§ **Objective**
Copy the stretch of lines from the very first one through the one containing "day-body: Sunrise: 7:39", substituting "bounding rectangles" for "bounding boxes" and leaving everything else unchanged.

§ **Dataset entries**
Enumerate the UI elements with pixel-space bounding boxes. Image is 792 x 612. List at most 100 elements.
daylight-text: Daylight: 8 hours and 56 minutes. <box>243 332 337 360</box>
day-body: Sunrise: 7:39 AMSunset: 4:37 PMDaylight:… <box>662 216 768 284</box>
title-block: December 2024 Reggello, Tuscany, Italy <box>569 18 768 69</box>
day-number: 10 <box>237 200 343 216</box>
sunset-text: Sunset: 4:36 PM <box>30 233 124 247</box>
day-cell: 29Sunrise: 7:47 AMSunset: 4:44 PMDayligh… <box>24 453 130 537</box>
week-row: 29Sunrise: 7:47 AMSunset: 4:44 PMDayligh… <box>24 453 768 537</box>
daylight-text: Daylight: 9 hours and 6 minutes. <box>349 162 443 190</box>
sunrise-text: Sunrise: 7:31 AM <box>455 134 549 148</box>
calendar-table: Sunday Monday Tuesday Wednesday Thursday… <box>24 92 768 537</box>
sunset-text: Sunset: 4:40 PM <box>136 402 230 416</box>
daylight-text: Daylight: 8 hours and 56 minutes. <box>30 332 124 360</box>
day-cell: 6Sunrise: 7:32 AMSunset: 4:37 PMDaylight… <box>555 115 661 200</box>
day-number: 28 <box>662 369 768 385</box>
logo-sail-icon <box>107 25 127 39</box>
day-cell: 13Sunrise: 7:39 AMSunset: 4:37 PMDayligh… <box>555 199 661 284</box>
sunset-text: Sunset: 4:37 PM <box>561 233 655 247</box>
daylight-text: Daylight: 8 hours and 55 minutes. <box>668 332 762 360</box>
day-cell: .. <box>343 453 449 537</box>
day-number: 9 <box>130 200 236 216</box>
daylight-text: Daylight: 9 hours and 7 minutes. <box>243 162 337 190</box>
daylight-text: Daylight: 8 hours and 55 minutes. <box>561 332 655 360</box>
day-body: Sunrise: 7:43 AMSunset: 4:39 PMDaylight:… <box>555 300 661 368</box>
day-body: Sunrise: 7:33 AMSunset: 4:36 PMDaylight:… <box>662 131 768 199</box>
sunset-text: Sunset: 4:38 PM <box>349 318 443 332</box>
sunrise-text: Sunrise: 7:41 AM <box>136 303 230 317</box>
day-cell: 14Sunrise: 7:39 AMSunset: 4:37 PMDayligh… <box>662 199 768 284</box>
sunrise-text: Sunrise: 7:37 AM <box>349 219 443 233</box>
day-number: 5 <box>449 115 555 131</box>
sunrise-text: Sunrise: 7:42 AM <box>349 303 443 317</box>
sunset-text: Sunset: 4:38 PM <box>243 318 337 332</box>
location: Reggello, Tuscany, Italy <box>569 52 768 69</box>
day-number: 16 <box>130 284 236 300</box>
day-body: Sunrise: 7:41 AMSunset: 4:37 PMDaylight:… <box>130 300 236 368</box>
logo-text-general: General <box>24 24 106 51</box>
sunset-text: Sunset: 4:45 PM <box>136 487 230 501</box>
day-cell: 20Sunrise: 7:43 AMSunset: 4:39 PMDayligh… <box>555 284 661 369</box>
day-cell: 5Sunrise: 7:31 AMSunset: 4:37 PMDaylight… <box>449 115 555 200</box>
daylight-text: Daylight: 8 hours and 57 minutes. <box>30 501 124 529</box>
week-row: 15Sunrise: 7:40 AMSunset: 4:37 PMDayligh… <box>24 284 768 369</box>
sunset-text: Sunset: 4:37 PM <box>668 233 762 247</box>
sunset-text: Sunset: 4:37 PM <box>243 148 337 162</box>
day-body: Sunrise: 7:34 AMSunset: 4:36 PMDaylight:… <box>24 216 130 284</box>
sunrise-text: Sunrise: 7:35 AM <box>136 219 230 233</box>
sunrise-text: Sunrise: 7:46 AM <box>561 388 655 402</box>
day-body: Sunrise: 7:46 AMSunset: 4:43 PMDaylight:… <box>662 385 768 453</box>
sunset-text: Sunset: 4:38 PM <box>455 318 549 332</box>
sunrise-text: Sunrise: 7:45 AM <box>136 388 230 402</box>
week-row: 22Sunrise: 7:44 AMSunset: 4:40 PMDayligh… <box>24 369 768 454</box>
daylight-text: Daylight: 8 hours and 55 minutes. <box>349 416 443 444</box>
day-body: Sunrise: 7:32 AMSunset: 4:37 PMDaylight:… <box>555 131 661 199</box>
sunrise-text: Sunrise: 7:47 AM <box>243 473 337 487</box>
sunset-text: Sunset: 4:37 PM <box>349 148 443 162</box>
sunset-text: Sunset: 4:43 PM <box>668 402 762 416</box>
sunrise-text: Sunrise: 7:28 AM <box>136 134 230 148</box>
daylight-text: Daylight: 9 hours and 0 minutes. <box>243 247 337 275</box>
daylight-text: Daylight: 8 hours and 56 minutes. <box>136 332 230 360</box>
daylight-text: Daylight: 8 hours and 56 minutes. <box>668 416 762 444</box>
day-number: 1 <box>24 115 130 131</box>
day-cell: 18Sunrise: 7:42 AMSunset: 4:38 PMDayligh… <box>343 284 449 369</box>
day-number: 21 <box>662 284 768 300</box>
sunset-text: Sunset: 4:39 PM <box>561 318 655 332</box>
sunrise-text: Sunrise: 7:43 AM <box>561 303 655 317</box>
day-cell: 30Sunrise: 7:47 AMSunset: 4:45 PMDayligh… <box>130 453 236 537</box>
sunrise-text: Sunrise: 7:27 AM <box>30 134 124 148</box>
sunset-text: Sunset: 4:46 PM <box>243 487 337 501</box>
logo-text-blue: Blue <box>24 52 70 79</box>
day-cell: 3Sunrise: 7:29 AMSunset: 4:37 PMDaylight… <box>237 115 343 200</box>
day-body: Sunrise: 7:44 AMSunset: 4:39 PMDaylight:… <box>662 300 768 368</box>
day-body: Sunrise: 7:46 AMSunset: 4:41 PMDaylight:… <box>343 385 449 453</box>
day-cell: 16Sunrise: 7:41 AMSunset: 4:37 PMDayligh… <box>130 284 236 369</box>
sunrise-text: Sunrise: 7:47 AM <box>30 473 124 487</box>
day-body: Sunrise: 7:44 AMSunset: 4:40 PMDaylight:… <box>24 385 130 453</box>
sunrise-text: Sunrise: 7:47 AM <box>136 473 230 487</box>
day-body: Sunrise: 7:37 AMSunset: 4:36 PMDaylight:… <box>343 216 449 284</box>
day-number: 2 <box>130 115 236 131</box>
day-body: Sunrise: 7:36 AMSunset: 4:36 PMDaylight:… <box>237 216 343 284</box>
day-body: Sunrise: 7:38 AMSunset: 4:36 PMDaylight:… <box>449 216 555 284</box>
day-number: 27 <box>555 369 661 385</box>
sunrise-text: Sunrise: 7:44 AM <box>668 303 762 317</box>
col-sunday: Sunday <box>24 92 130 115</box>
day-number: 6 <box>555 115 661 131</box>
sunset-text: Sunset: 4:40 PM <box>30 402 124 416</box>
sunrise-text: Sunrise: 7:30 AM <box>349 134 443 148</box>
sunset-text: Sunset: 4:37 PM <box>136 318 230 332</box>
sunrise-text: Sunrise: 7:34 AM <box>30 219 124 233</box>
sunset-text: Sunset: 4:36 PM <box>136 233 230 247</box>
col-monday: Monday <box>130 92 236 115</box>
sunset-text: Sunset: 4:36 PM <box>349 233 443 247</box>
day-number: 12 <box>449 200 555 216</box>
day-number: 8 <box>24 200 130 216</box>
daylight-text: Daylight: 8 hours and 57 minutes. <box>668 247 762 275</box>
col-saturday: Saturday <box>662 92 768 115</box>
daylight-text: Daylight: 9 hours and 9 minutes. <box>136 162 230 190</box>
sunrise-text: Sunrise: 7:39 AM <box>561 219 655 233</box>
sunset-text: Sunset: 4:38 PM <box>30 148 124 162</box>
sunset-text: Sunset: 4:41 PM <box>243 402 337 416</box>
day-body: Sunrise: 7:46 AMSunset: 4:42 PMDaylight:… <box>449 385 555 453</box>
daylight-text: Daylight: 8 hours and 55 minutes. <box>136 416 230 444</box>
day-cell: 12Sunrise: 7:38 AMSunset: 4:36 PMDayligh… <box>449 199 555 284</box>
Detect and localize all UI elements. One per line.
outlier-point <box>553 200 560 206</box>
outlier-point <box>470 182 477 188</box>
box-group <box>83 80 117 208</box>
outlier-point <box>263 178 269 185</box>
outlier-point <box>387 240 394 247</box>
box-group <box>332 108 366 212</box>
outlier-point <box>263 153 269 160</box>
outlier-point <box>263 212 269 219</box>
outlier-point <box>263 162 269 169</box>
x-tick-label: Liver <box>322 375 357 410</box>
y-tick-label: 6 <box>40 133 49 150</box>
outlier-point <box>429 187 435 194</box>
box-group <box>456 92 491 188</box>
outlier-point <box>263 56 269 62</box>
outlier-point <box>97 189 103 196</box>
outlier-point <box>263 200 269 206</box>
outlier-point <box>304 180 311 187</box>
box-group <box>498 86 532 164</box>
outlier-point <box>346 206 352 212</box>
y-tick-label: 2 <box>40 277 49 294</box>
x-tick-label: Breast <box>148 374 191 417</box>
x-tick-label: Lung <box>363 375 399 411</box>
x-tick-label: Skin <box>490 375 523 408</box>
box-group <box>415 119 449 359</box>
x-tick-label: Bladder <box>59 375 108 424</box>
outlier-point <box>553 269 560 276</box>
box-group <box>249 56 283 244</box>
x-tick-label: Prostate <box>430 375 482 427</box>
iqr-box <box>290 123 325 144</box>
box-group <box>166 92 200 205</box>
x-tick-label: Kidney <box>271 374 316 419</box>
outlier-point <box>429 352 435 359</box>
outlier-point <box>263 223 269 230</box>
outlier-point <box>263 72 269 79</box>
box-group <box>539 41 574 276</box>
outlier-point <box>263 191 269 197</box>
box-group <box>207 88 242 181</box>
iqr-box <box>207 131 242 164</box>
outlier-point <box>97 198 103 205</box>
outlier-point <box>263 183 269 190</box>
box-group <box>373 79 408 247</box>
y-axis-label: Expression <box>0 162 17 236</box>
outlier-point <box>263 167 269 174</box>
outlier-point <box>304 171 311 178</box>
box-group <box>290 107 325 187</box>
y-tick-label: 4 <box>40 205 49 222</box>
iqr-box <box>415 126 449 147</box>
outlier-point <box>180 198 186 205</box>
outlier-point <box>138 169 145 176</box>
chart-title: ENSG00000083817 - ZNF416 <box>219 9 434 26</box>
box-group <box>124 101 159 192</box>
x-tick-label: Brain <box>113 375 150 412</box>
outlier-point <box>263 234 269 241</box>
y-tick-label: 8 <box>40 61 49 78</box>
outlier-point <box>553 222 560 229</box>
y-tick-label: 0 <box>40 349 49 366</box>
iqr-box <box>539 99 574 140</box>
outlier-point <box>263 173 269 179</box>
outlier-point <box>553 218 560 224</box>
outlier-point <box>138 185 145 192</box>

§ **Correct answer**
Enumerate the UI elements with pixel-space bounding rectangles. Image is 792 x 612. List at most 100 elements.
daylight-text: Daylight: 8 hours and 56 minutes. <box>243 332 337 360</box>
day-body: Sunrise: 7:39 AMSunset: 4:37 PMDaylight:… <box>662 216 768 284</box>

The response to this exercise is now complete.